Short problem:
Please copy the lines below word for word, leaving out the pictures.

Task data:

——————

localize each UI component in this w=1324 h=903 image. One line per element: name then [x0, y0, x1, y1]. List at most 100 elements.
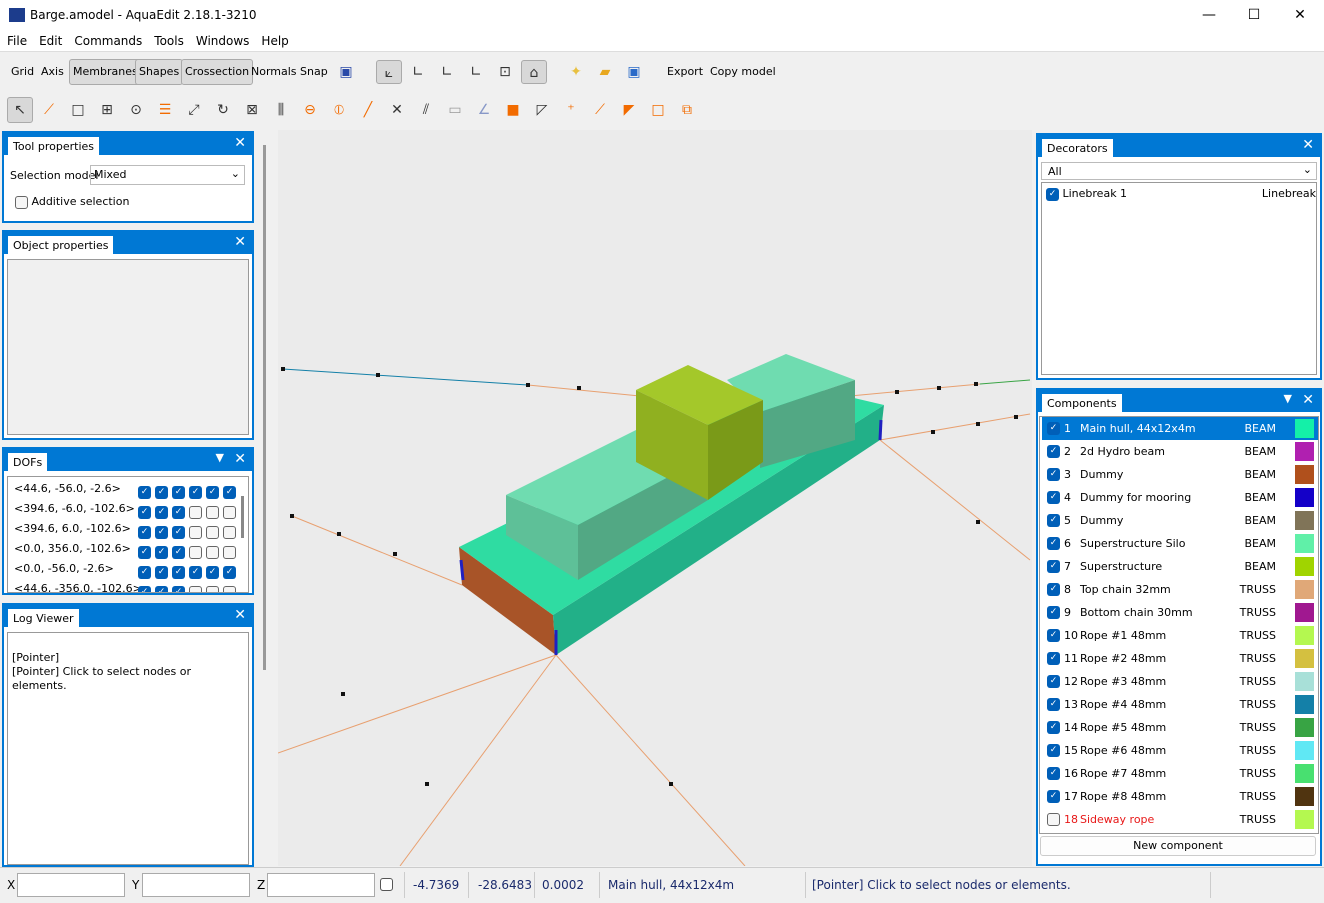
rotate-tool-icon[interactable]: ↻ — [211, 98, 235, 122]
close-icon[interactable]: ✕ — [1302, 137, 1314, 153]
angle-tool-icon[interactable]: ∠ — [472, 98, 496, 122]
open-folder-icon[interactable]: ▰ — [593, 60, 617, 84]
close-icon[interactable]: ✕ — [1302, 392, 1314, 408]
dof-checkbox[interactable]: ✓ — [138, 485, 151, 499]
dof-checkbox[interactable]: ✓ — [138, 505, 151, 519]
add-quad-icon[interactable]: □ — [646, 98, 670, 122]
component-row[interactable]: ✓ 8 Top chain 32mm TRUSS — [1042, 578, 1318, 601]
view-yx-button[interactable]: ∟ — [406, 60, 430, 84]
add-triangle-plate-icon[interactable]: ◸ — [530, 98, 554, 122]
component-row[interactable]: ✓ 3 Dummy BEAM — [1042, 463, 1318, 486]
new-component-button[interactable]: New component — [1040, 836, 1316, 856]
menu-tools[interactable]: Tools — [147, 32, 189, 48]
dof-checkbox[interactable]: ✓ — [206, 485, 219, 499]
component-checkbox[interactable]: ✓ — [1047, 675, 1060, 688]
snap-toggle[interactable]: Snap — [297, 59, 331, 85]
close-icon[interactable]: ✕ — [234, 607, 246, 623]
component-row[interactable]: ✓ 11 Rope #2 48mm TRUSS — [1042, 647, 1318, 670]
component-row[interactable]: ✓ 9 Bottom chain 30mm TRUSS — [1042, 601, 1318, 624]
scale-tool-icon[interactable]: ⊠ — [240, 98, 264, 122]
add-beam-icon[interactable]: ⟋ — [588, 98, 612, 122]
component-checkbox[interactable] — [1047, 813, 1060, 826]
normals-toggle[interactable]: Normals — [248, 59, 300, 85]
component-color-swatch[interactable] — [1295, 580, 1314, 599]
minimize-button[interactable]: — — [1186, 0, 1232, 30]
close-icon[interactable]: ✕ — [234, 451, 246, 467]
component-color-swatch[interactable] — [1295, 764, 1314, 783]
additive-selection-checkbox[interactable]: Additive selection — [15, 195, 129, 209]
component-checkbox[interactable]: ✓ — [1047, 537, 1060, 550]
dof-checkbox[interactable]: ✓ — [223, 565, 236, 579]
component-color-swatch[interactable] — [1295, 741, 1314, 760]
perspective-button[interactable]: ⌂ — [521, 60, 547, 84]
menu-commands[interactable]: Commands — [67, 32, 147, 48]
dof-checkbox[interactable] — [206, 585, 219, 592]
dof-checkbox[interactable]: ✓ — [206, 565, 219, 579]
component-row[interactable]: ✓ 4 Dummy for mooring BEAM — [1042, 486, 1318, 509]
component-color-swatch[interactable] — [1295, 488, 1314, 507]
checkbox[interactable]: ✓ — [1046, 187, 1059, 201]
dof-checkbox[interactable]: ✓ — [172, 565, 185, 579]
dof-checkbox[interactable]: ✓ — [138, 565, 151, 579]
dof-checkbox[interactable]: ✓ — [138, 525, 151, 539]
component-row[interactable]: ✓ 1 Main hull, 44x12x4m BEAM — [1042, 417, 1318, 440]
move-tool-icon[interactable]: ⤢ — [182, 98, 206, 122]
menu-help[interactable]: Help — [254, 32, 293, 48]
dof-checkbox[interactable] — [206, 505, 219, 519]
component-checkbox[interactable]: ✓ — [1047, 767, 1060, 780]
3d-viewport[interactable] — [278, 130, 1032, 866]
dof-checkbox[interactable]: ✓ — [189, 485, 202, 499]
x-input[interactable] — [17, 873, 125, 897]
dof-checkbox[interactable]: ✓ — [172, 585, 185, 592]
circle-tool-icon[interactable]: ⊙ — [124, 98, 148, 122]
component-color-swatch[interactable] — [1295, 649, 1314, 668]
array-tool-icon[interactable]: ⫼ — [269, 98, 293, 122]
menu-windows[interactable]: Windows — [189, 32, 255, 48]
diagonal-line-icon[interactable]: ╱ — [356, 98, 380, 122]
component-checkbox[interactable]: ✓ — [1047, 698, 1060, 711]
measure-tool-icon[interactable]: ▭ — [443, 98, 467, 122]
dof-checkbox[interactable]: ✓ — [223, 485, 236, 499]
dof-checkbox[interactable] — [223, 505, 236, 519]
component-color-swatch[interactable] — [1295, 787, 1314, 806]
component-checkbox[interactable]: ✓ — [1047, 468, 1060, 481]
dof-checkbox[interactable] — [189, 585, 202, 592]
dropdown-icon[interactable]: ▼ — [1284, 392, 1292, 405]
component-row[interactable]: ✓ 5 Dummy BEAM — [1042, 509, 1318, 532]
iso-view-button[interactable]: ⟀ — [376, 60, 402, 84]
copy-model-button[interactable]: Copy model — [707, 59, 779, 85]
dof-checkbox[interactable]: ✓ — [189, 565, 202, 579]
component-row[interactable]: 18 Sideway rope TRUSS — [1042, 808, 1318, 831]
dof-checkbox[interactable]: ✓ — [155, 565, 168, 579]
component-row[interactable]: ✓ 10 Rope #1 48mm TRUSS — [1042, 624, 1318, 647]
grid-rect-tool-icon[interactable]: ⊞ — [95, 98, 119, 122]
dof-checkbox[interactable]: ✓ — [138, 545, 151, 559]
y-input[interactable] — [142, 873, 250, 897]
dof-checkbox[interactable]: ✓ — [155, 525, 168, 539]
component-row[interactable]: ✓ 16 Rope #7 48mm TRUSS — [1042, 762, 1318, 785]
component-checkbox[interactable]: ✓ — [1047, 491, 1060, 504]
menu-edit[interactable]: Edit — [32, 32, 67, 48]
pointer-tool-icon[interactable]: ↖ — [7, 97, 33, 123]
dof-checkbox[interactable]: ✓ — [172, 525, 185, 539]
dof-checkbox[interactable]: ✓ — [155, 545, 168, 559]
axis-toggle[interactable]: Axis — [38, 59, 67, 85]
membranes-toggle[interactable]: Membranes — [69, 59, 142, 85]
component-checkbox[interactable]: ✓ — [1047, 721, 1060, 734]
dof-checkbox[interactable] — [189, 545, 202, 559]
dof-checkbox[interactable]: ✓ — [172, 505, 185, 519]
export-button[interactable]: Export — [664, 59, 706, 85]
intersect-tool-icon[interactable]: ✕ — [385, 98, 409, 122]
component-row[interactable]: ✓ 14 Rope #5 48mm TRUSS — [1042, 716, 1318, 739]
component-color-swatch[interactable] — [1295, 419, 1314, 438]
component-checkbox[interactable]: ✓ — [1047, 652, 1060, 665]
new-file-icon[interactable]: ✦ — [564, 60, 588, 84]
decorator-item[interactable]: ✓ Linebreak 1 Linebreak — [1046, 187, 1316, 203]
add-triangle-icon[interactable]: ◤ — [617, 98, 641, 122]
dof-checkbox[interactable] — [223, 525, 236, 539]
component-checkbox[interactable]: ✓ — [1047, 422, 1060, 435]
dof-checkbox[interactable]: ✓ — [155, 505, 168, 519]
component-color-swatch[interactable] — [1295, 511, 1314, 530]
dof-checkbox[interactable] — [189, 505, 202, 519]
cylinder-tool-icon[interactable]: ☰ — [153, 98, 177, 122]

——————

Completed exercise:
localize each UI component in this w=1324 h=903 image. One line per element: name then [x0, y0, x1, y1]. List at most 100 elements.
rotate-tool-icon[interactable]: ↻ — [211, 98, 235, 122]
close-icon[interactable]: ✕ — [1302, 137, 1314, 153]
angle-tool-icon[interactable]: ∠ — [472, 98, 496, 122]
open-folder-icon[interactable]: ▰ — [593, 60, 617, 84]
close-icon[interactable]: ✕ — [1302, 392, 1314, 408]
dof-checkbox[interactable]: ✓ — [138, 485, 151, 499]
dof-checkbox[interactable]: ✓ — [138, 505, 151, 519]
add-quad-icon[interactable]: □ — [646, 98, 670, 122]
component-row[interactable]: ✓ 8 Top chain 32mm TRUSS — [1042, 578, 1318, 601]
view-yx-button[interactable]: ∟ — [406, 60, 430, 84]
add-triangle-plate-icon[interactable]: ◸ — [530, 98, 554, 122]
component-row[interactable]: ✓ 3 Dummy BEAM — [1042, 463, 1318, 486]
new-component-button[interactable]: New component — [1040, 836, 1316, 856]
menu-tools[interactable]: Tools — [147, 32, 189, 48]
dof-checkbox[interactable]: ✓ — [206, 485, 219, 499]
component-checkbox[interactable]: ✓ — [1047, 675, 1060, 688]
snap-toggle[interactable]: Snap — [297, 59, 331, 85]
close-icon[interactable]: ✕ — [234, 607, 246, 623]
component-row[interactable]: ✓ 11 Rope #2 48mm TRUSS — [1042, 647, 1318, 670]
component-row[interactable]: ✓ 9 Bottom chain 30mm TRUSS — [1042, 601, 1318, 624]
scale-tool-icon[interactable]: ⊠ — [240, 98, 264, 122]
add-beam-icon[interactable]: ⟋ — [588, 98, 612, 122]
component-checkbox[interactable] — [1047, 813, 1060, 826]
normals-toggle[interactable]: Normals — [248, 59, 300, 85]
component-color-swatch[interactable] — [1295, 580, 1314, 599]
minimize-button[interactable]: — — [1186, 0, 1232, 30]
close-icon[interactable]: ✕ — [234, 451, 246, 467]
component-color-swatch[interactable] — [1295, 764, 1314, 783]
additive-selection-checkbox[interactable]: Additive selection — [15, 195, 129, 209]
component-checkbox[interactable]: ✓ — [1047, 537, 1060, 550]
dof-checkbox[interactable]: ✓ — [223, 565, 236, 579]
component-color-swatch[interactable] — [1295, 741, 1314, 760]
perspective-button[interactable]: ⌂ — [521, 60, 547, 84]
menu-commands[interactable]: Commands — [67, 32, 147, 48]
dof-checkbox[interactable] — [206, 585, 219, 592]
dof-checkbox[interactable]: ✓ — [206, 565, 219, 579]
component-row[interactable]: ✓ 4 Dummy for mooring BEAM — [1042, 486, 1318, 509]
component-color-swatch[interactable] — [1295, 488, 1314, 507]
checkbox[interactable]: ✓ — [1046, 187, 1059, 201]
dof-checkbox[interactable]: ✓ — [172, 565, 185, 579]
dof-checkbox[interactable]: ✓ — [138, 565, 151, 579]
dof-checkbox[interactable]: ✓ — [138, 525, 151, 539]
component-row[interactable]: ✓ 1 Main hull, 44x12x4m BEAM — [1042, 417, 1318, 440]
move-tool-icon[interactable]: ⤢ — [182, 98, 206, 122]
menu-help[interactable]: Help — [254, 32, 293, 48]
dof-checkbox[interactable] — [206, 505, 219, 519]
component-checkbox[interactable]: ✓ — [1047, 767, 1060, 780]
3d-viewport[interactable] — [278, 130, 1032, 866]
dof-checkbox[interactable]: ✓ — [189, 485, 202, 499]
x-input[interactable] — [17, 873, 125, 897]
dof-checkbox[interactable]: ✓ — [172, 585, 185, 592]
circle-tool-icon[interactable]: ⊙ — [124, 98, 148, 122]
component-color-swatch[interactable] — [1295, 649, 1314, 668]
array-tool-icon[interactable]: ⫼ — [269, 98, 293, 122]
menu-windows[interactable]: Windows — [189, 32, 255, 48]
diagonal-line-icon[interactable]: ╱ — [356, 98, 380, 122]
component-checkbox[interactable]: ✓ — [1047, 698, 1060, 711]
measure-tool-icon[interactable]: ▭ — [443, 98, 467, 122]
dof-checkbox[interactable]: ✓ — [223, 485, 236, 499]
dof-checkbox[interactable] — [223, 505, 236, 519]
component-color-swatch[interactable] — [1295, 787, 1314, 806]
component-checkbox[interactable]: ✓ — [1047, 468, 1060, 481]
dof-checkbox[interactable] — [189, 585, 202, 592]
dropdown-icon[interactable]: ▼ — [1284, 392, 1292, 405]
component-row[interactable]: ✓ 5 Dummy BEAM — [1042, 509, 1318, 532]
iso-view-button[interactable]: ⟀ — [376, 60, 402, 84]
copy-model-button[interactable]: Copy model — [707, 59, 779, 85]
dof-checkbox[interactable]: ✓ — [189, 565, 202, 579]
component-row[interactable]: 18 Sideway rope TRUSS — [1042, 808, 1318, 831]
dof-checkbox[interactable]: ✓ — [155, 565, 168, 579]
component-row[interactable]: ✓ 10 Rope #1 48mm TRUSS — [1042, 624, 1318, 647]
grid-rect-tool-icon[interactable]: ⊞ — [95, 98, 119, 122]
dof-checkbox[interactable]: ✓ — [138, 545, 151, 559]
y-input[interactable] — [142, 873, 250, 897]
dof-checkbox[interactable]: ✓ — [155, 525, 168, 539]
component-row[interactable]: ✓ 16 Rope #7 48mm TRUSS — [1042, 762, 1318, 785]
component-checkbox[interactable]: ✓ — [1047, 491, 1060, 504]
menu-edit[interactable]: Edit — [32, 32, 67, 48]
pointer-tool-icon[interactable]: ↖ — [7, 97, 33, 123]
dof-checkbox[interactable]: ✓ — [172, 525, 185, 539]
dof-checkbox[interactable]: ✓ — [155, 545, 168, 559]
axis-toggle[interactable]: Axis — [38, 59, 67, 85]
membranes-toggle[interactable]: Membranes — [69, 59, 142, 85]
component-checkbox[interactable]: ✓ — [1047, 721, 1060, 734]
dof-checkbox[interactable] — [189, 545, 202, 559]
dof-checkbox[interactable]: ✓ — [172, 505, 185, 519]
export-button[interactable]: Export — [664, 59, 706, 85]
intersect-tool-icon[interactable]: ✕ — [385, 98, 409, 122]
component-row[interactable]: ✓ 14 Rope #5 48mm TRUSS — [1042, 716, 1318, 739]
component-color-swatch[interactable] — [1295, 419, 1314, 438]
component-checkbox[interactable]: ✓ — [1047, 652, 1060, 665]
new-file-icon[interactable]: ✦ — [564, 60, 588, 84]
decorator-item[interactable]: ✓ Linebreak 1 Linebreak — [1046, 187, 1316, 203]
add-triangle-icon[interactable]: ◤ — [617, 98, 641, 122]
dof-checkbox[interactable] — [223, 525, 236, 539]
component-checkbox[interactable]: ✓ — [1047, 422, 1060, 435]
dof-checkbox[interactable]: ✓ — [155, 505, 168, 519]
component-color-swatch[interactable] — [1295, 511, 1314, 530]
dof-checkbox[interactable] — [189, 505, 202, 519]
cylinder-tool-icon[interactable]: ☰ — [153, 98, 177, 122]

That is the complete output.